Exercise objective: Write out each line from the data below that includes the word "ούτος".

########

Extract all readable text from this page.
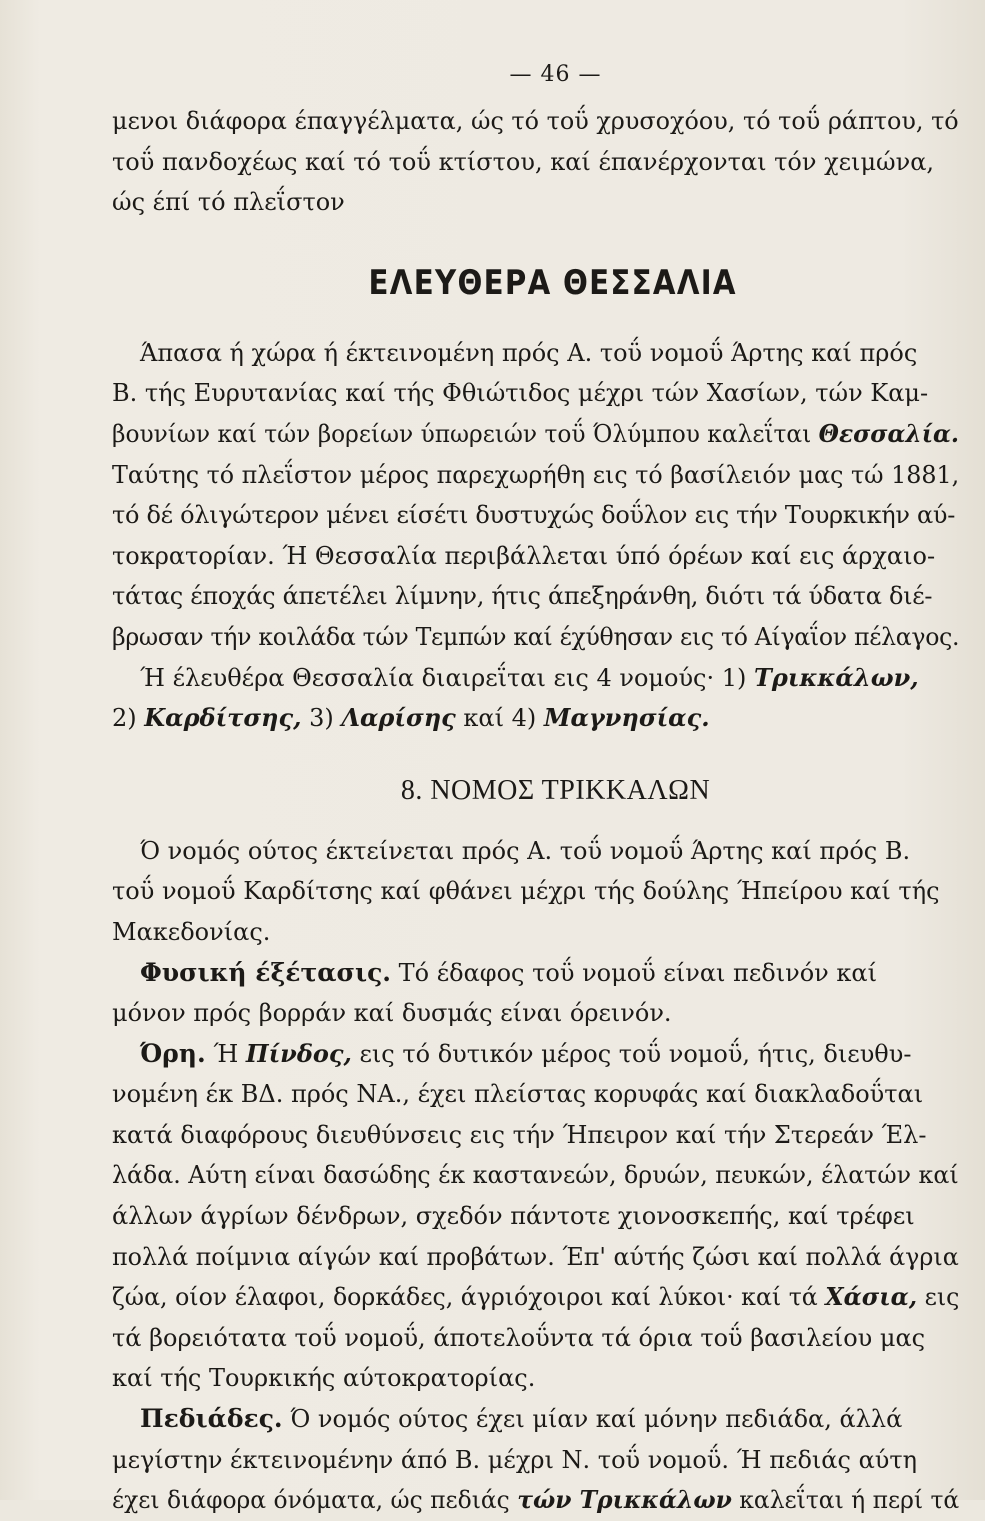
— 46 —

μενοι διάφορα έπαγγέλματα, ώς τό τοΰ χρυσοχόου, τό τοΰ ράπτου, τό
τοΰ πανδοχέως καί τό τοΰ κτίστου, καί έπανέρχονται τόν χειμώνα,
ώς έπί τό πλεΐστον

ΕΛΕΥΘΕΡΑ ΘΕΣΣΑΛΙΑ

Άπασα ή χώρα ή έκτεινομένη πρός Α. τοΰ νομοΰ Άρτης καί πρός
Β. τής Ευρυτανίας καί τής Φθιώτιδος μέχρι τών Χασίων, τών Καμ-
βουνίων καί τών βορείων ύπωρειών τοΰ Όλύμπου καλεΐται Θεσσαλία.
Ταύτης τό πλεΐστον μέρος παρεχωρήθη εις τό βασίλειόν μας τώ 1881,
τό δέ όλιγώτερον μένει είσέτι δυστυχώς δοΰλον εις τήν Τουρκικήν αύ-
τοκρατορίαν. Ή Θεσσαλία περιβάλλεται ύπό όρέων καί εις άρχαιο-
τάτας έποχάς άπετέλει λίμνην, ήτις άπεξηράνθη, διότι τά ύδατα διέ-
βρωσαν τήν κοιλάδα τών Τεμπών καί έχύθησαν εις τό Αίγαΐον πέλαγος.
Ή έλευθέρα Θεσσαλία διαιρεΐται εις 4 νομούς· 1) Τρικκάλων,
2) Καρδίτσης, 3) Λαρίσης καί 4) Μαγνησίας.

8. ΝΟΜΟΣ ΤΡΙΚΚΑΛΩΝ

Ό νομός ούτος έκτείνεται πρός Α. τοΰ νομοΰ Άρτης καί πρός Β.
τοΰ νομοΰ Καρδίτσης καί φθάνει μέχρι τής δούλης Ήπείρου καί τής
Μακεδονίας.

Φυσική έξέτασις. Τό έδαφος τοΰ νομοΰ είναι πεδινόν καί
μόνον πρός βορράν καί δυσμάς είναι όρεινόν.

Όρη. Ή Πίνδος, εις τό δυτικόν μέρος τοΰ νομοΰ, ήτις, διευθυ-
νομένη έκ ΒΔ. πρός ΝΑ., έχει πλείστας κορυφάς καί διακλαδοΰται
κατά διαφόρους διευθύνσεις εις τήν Ήπειρον καί τήν Στερεάν Έλ-
λάδα. Αύτη είναι δασώδης έκ καστανεών, δρυών, πευκών, έλατών καί
άλλων άγρίων δένδρων, σχεδόν πάντοτε χιονοσκεπής, καί τρέφει
πολλά ποίμνια αίγών καί προβάτων. Έπ' αύτής ζώσι καί πολλά άγρια
ζώα, οίον έλαφοι, δορκάδες, άγριόχοιροι καί λύκοι· καί τά Χάσια, εις
τά βορειότατα τοΰ νομοΰ, άποτελοΰντα τά όρια τοΰ βασιλείου μας
καί τής Τουρκικής αύτοκρατορίας.

Πεδιάδες. Ό νομός ούτος έχει μίαν καί μόνην πεδιάδα, άλλά
μεγίστην έκτεινομένην άπό Β. μέχρι Ν. τοΰ νομοΰ. Ή πεδιάς αύτη
έχει διάφορα όνόματα, ώς πεδιάς τών Τρικκάλων καλεΐται ή περί τά
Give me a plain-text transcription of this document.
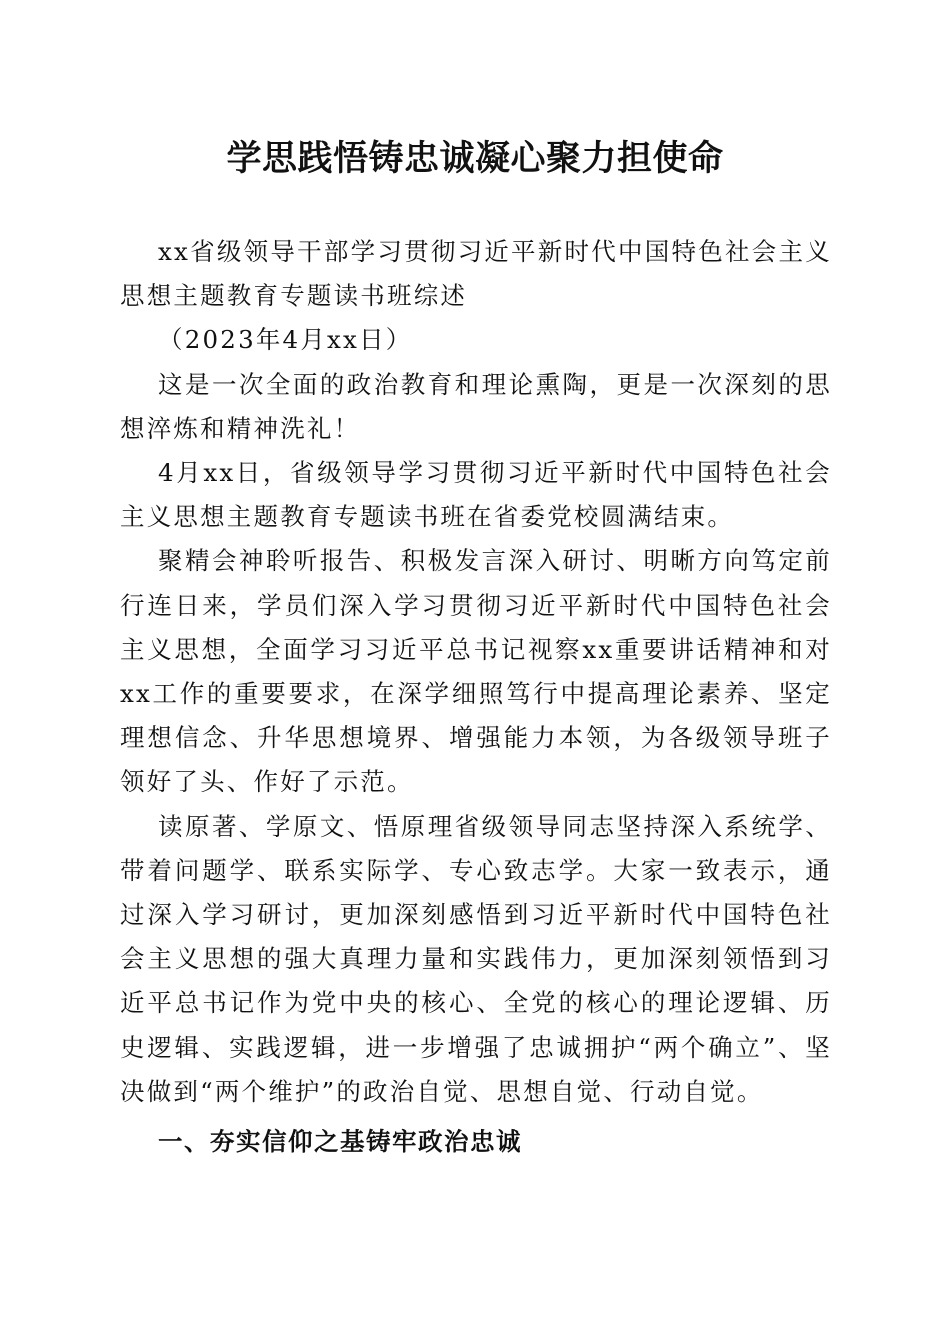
学思践悟铸忠诚凝心聚力担使命

xx省级领导干部学习贯彻习近平新时代中国特色社会主义思想主题教育专题读书班综述

（2023年4月xx日）

这是一次全面的政治教育和理论熏陶，更是一次深刻的思想淬炼和精神洗礼！

4月xx日，省级领导学习贯彻习近平新时代中国特色社会主义思想主题教育专题读书班在省委党校圆满结束。

聚精会神聆听报告、积极发言深入研讨、明晰方向笃定前行连日来，学员们深入学习贯彻习近平新时代中国特色社会主义思想，全面学习习近平总书记视察xx重要讲话精神和对xx工作的重要要求，在深学细照笃行中提高理论素养、坚定理想信念、升华思想境界、增强能力本领，为各级领导班子领好了头、作好了示范。

读原著、学原文、悟原理省级领导同志坚持深入系统学、带着问题学、联系实际学、专心致志学。大家一致表示，通过深入学习研讨，更加深刻感悟到习近平新时代中国特色社会主义思想的强大真理力量和实践伟力，更加深刻领悟到习近平总书记作为党中央的核心、全党的核心的理论逻辑、历史逻辑、实践逻辑，进一步增强了忠诚拥护“两个确立”、坚决做到“两个维护”的政治自觉、思想自觉、行动自觉。

一、夯实信仰之基铸牢政治忠诚
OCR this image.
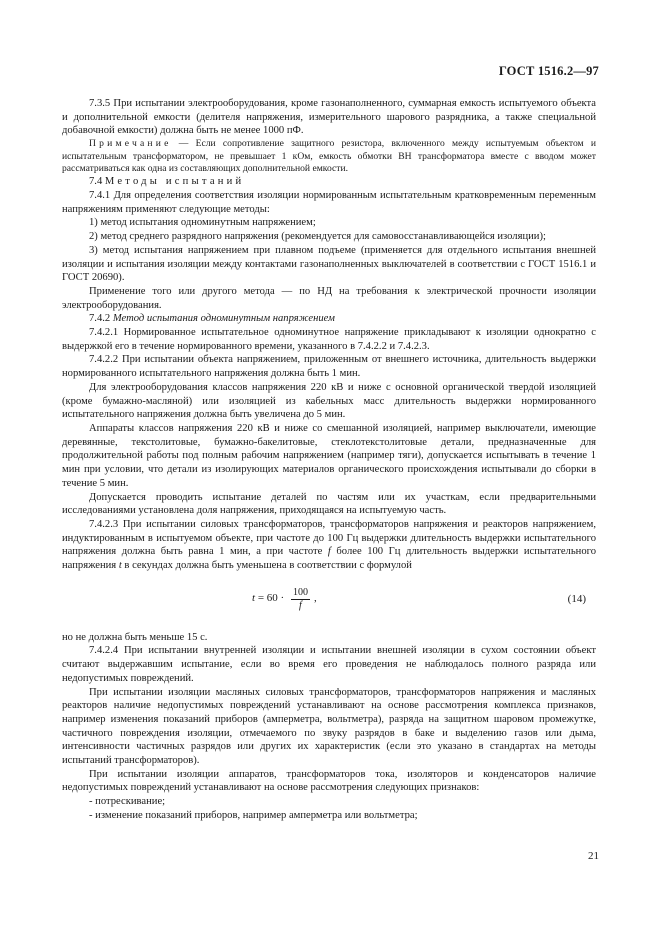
ГОСТ 1516.2—97

7.3.5 При испытании электрооборудования, кроме газонаполненного, суммарная емкость испытуемого объекта и дополнительной емкости (делителя напряжения, измерительного шарового разрядника, а также специальной добавочной емкости) должна быть не менее 1000 пФ.

Примечание — Если сопротивление защитного резистора, включенного между испытуемым объектом и испытательным трансформатором, не превышает 1 кОм, емкость обмотки ВН трансформатора вместе с вводом может рассматриваться как одна из составляющих дополнительной емкости.

7.4 Методы испытаний

7.4.1 Для определения соответствия изоляции нормированным испытательным кратковременным переменным напряжениям применяют следующие методы:

1) метод испытания одноминутным напряжением;

2) метод среднего разрядного напряжения (рекомендуется для самовосстанавливающейся изоляции);

3) метод испытания напряжением при плавном подъеме (применяется для отдельного испытания внешней изоляции и испытания изоляции между контактами газонаполненных выключателей в соответствии с ГОСТ 1516.1 и ГОСТ 20690).

Применение того или другого метода — по НД на требования к электрической прочности изоляции электрооборудования.

7.4.2 Метод испытания одноминутным напряжением

7.4.2.1 Нормированное испытательное одноминутное напряжение прикладывают к изоляции однократно с выдержкой его в течение нормированного времени, указанного в 7.4.2.2 и 7.4.2.3.

7.4.2.2 При испытании объекта напряжением, приложенным от внешнего источника, длительность выдержки нормированного испытательного напряжения должна быть 1 мин.

Для электрооборудования классов напряжения 220 кВ и ниже с основной органической твердой изоляцией (кроме бумажно-масляной) или изоляцией из кабельных масс длительность выдержки нормированного испытательного напряжения должна быть увеличена до 5 мин.

Аппараты классов напряжения 220 кВ и ниже со смешанной изоляцией, например выключатели, имеющие деревянные, текстолитовые, бумажно-бакелитовые, стеклотекстолитовые детали, предназначенные для продолжительной работы под полным рабочим напряжением (например тяги), допускается испытывать в течение 1 мин при условии, что детали из изолирующих материалов органического происхождения испытывали до сборки в течение 5 мин.

Допускается проводить испытание деталей по частям или их участкам, если предварительными исследованиями установлена доля напряжения, приходящаяся на испытуемую часть.

7.4.2.3 При испытании силовых трансформаторов, трансформаторов напряжения и реакторов напряжением, индуктированным в испытуемом объекте, при частоте до 100 Гц выдержки длительность выдержки испытательного напряжения должна быть равна 1 мин, а при частоте f более 100 Гц длительность выдержки испытательного напряжения t в секундах должна быть уменьшена в соответствии с формулой

$t = 60 \cdot \frac{100}{f}$ ,	(14)

но не должна быть меньше 15 с.

7.4.2.4 При испытании внутренней изоляции и испытании внешней изоляции в сухом состоянии объект считают выдержавшим испытание, если во время его проведения не наблюдалось полного разряда или недопустимых повреждений.

При испытании изоляции масляных силовых трансформаторов, трансформаторов напряжения и масляных реакторов наличие недопустимых повреждений устанавливают на основе рассмотрения комплекса признаков, например изменения показаний приборов (амперметра, вольтметра), разряда на защитном шаровом промежутке, частичного повреждения изоляции, отмечаемого по звуку разрядов в баке и выделению газов или дыма, интенсивности частичных разрядов или других их характеристик (если это указано в стандартах на методы испытаний трансформаторов).

При испытании изоляции аппаратов, трансформаторов тока, изоляторов и конденсаторов наличие недопустимых повреждений устанавливают на основе рассмотрения следующих признаков:

- потрескивание;

- изменение показаний приборов, например амперметра или вольтметра;

21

########

Solution:
Ό νομός ούτος έκτείνεται πρός Α. τοΰ νομοΰ Άρτης καί πρός Β.
Πεδιάδες. Ό νομός ούτος έχει μίαν καί μόνην πεδιάδα, άλλά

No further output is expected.